§ What is being asked: Strip the pictures and reproduce the rest of the listing exactly.

[Figure record extracts]
*-*-*

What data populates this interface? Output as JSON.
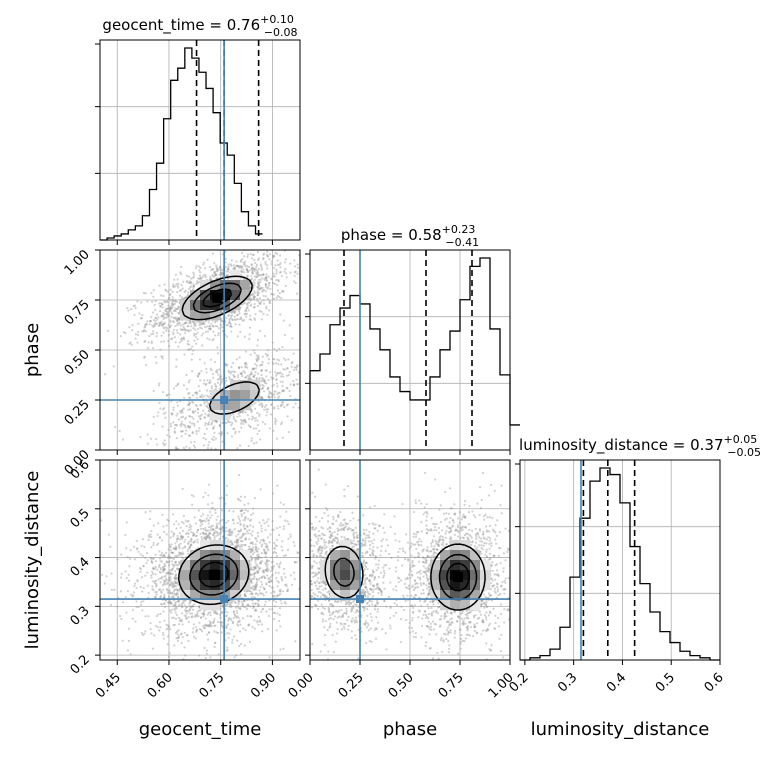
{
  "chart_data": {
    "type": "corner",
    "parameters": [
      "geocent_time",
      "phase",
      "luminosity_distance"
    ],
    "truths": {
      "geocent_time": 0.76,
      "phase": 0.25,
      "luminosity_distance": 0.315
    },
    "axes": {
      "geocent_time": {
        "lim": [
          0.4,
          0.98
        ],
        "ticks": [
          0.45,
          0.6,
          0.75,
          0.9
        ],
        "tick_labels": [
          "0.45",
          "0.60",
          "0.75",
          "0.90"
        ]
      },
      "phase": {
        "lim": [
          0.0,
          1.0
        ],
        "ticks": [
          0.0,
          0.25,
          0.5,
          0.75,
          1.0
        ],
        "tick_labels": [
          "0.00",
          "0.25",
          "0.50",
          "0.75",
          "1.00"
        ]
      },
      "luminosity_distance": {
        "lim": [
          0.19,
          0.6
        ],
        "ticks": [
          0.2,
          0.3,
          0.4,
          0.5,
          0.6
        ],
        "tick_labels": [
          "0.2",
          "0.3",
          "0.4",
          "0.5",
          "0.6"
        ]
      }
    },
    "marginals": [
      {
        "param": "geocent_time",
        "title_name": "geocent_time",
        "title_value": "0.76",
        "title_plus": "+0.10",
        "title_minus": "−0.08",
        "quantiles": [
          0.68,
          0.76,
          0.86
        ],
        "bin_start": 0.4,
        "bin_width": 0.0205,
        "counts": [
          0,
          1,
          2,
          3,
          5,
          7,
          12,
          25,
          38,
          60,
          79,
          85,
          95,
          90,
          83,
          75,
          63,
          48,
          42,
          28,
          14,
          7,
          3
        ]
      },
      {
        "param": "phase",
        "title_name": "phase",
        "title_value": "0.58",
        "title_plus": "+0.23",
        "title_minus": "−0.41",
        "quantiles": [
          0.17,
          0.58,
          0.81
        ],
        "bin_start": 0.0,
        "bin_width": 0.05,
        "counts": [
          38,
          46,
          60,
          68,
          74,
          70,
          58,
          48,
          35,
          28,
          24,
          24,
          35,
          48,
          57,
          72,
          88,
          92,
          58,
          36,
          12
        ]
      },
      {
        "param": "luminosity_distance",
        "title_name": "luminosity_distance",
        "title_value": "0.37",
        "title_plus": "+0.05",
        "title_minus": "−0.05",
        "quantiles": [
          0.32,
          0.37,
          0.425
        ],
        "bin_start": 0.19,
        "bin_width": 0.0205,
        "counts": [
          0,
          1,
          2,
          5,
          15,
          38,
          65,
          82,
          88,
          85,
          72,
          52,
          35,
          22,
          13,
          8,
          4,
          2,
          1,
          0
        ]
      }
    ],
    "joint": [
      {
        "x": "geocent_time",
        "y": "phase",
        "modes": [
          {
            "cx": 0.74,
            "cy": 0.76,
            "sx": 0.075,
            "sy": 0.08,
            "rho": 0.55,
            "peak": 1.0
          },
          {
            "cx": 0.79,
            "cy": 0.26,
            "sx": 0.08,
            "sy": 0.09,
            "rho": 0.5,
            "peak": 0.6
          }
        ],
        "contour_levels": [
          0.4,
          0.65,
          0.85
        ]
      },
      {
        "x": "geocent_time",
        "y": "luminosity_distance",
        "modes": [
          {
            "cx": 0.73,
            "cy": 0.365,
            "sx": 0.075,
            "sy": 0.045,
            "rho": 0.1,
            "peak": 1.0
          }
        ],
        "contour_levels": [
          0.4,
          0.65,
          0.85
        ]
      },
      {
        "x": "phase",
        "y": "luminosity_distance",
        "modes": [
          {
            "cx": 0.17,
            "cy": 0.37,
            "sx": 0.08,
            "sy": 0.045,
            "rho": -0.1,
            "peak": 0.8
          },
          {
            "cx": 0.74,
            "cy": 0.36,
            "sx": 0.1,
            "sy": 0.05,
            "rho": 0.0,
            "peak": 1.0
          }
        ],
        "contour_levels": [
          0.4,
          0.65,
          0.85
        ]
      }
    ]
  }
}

*-*-*

§ Solution:
What data populates this interface? Output as JSON.
{
  "chart_data": {
    "type": "corner",
    "parameters": [
      "geocent_time",
      "phase",
      "luminosity_distance"
    ],
    "truths": {
      "geocent_time": 0.76,
      "phase": 0.25,
      "luminosity_distance": 0.315
    },
    "axes": {
      "geocent_time": {
        "lim": [
          0.4,
          0.98
        ],
        "ticks": [
          0.45,
          0.6,
          0.75,
          0.9
        ],
        "tick_labels": [
          "0.45",
          "0.60",
          "0.75",
          "0.90"
        ]
      },
      "phase": {
        "lim": [
          0.0,
          1.0
        ],
        "ticks": [
          0.0,
          0.25,
          0.5,
          0.75,
          1.0
        ],
        "tick_labels": [
          "0.00",
          "0.25",
          "0.50",
          "0.75",
          "1.00"
        ]
      },
      "luminosity_distance": {
        "lim": [
          0.19,
          0.6
        ],
        "ticks": [
          0.2,
          0.3,
          0.4,
          0.5,
          0.6
        ],
        "tick_labels": [
          "0.2",
          "0.3",
          "0.4",
          "0.5",
          "0.6"
        ]
      }
    },
    "marginals": [
      {
        "param": "geocent_time",
        "title_name": "geocent_time",
        "title_value": "0.76",
        "title_plus": "+0.10",
        "title_minus": "−0.08",
        "quantiles": [
          0.68,
          0.76,
          0.86
        ],
        "bin_start": 0.4,
        "bin_width": 0.0205,
        "counts": [
          0,
          1,
          2,
          3,
          5,
          7,
          12,
          25,
          38,
          60,
          79,
          85,
          95,
          90,
          83,
          75,
          63,
          48,
          42,
          28,
          14,
          7,
          3
        ]
      },
      {
        "param": "phase",
        "title_name": "phase",
        "title_value": "0.58",
        "title_plus": "+0.23",
        "title_minus": "−0.41",
        "quantiles": [
          0.17,
          0.58,
          0.81
        ],
        "bin_start": 0.0,
        "bin_width": 0.05,
        "counts": [
          38,
          46,
          60,
          68,
          74,
          70,
          58,
          48,
          35,
          28,
          24,
          24,
          35,
          48,
          57,
          72,
          88,
          92,
          58,
          36,
          12
        ]
      },
      {
        "param": "luminosity_distance",
        "title_name": "luminosity_distance",
        "title_value": "0.37",
        "title_plus": "+0.05",
        "title_minus": "−0.05",
        "quantiles": [
          0.32,
          0.37,
          0.425
        ],
        "bin_start": 0.19,
        "bin_width": 0.0205,
        "counts": [
          0,
          1,
          2,
          5,
          15,
          38,
          65,
          82,
          88,
          85,
          72,
          52,
          35,
          22,
          13,
          8,
          4,
          2,
          1,
          0
        ]
      }
    ],
    "joint": [
      {
        "x": "geocent_time",
        "y": "phase",
        "modes": [
          {
            "cx": 0.74,
            "cy": 0.76,
            "sx": 0.075,
            "sy": 0.08,
            "rho": 0.55,
            "peak": 1.0
          },
          {
            "cx": 0.79,
            "cy": 0.26,
            "sx": 0.08,
            "sy": 0.09,
            "rho": 0.5,
            "peak": 0.6
          }
        ],
        "contour_levels": [
          0.4,
          0.65,
          0.85
        ]
      },
      {
        "x": "geocent_time",
        "y": "luminosity_distance",
        "modes": [
          {
            "cx": 0.73,
            "cy": 0.365,
            "sx": 0.075,
            "sy": 0.045,
            "rho": 0.1,
            "peak": 1.0
          }
        ],
        "contour_levels": [
          0.4,
          0.65,
          0.85
        ]
      },
      {
        "x": "phase",
        "y": "luminosity_distance",
        "modes": [
          {
            "cx": 0.17,
            "cy": 0.37,
            "sx": 0.08,
            "sy": 0.045,
            "rho": -0.1,
            "peak": 0.8
          },
          {
            "cx": 0.74,
            "cy": 0.36,
            "sx": 0.1,
            "sy": 0.05,
            "rho": 0.0,
            "peak": 1.0
          }
        ],
        "contour_levels": [
          0.4,
          0.65,
          0.85
        ]
      }
    ]
  }
}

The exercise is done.